» **WRITTEN PROBLEM**: Using the listing below, copy every line that mentions "testa".

-- BEGIN DATA FOR THIS EXERCISE --

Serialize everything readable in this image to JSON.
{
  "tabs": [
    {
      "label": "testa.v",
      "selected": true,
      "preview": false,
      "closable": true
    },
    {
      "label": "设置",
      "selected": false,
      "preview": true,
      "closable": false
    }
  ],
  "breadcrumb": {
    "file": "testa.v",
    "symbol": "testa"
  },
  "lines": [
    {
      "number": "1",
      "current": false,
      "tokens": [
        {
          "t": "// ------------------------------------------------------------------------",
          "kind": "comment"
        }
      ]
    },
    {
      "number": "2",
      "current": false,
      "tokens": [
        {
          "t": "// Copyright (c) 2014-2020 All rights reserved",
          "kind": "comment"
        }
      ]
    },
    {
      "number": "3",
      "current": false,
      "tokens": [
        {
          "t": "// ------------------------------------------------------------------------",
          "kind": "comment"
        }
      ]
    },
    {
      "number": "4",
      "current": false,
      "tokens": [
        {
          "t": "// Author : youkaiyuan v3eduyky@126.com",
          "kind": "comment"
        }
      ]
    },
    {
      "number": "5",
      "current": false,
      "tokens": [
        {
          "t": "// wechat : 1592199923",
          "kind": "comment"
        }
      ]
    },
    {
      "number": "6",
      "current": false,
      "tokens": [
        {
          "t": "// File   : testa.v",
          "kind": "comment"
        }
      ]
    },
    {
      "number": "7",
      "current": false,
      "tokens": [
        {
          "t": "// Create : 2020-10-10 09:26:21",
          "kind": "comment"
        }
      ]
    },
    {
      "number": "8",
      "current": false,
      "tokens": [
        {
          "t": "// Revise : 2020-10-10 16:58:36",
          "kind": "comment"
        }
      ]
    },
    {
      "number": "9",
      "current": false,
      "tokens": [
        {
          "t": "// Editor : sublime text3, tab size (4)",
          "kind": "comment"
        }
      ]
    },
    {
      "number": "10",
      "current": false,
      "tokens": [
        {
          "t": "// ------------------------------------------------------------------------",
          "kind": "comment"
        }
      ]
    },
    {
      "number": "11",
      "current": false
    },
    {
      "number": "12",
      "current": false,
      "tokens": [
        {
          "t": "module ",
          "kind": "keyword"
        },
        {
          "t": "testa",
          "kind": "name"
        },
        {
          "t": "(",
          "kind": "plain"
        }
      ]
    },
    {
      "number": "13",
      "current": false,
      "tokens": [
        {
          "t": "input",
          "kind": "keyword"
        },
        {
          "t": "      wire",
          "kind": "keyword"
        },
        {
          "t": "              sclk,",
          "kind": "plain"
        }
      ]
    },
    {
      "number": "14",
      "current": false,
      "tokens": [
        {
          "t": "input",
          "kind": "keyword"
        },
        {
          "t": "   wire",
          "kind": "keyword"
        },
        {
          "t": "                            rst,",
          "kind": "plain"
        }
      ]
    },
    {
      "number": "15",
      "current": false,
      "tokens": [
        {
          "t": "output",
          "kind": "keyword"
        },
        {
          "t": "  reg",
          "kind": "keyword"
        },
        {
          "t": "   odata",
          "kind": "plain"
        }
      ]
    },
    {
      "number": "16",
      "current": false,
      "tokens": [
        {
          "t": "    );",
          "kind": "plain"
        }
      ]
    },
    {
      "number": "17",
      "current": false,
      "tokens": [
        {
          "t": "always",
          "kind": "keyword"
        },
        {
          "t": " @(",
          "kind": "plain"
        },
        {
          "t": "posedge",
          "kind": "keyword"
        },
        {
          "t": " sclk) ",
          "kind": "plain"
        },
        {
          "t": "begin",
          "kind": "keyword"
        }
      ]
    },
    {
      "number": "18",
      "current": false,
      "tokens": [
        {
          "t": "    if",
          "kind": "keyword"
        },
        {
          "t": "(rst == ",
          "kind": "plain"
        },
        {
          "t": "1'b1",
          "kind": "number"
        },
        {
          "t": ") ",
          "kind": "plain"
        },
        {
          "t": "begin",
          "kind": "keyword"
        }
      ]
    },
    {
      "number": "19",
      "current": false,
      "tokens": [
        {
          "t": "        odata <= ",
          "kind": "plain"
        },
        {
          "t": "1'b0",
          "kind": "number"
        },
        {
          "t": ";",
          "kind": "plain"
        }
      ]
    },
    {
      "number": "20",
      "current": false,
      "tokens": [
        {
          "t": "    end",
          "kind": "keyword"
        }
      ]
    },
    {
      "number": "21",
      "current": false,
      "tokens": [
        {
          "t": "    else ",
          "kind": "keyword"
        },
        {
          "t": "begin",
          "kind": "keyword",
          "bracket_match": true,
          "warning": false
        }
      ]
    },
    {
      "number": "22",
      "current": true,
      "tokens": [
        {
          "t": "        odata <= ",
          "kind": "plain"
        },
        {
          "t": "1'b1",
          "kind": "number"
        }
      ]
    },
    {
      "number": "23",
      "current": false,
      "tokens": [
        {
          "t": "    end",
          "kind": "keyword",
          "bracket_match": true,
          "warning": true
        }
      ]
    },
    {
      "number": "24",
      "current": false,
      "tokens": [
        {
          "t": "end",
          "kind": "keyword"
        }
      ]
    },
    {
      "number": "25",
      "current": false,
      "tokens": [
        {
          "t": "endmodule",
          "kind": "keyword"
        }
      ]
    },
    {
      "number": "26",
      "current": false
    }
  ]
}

-- END DATA FOR THIS EXERCISE --

» **WRITTEN REPLY**:
      "label": "testa.v",
    "file": "testa.v",
    "symbol": "testa"
          "t": "// File   : testa.v",
          "t": "testa",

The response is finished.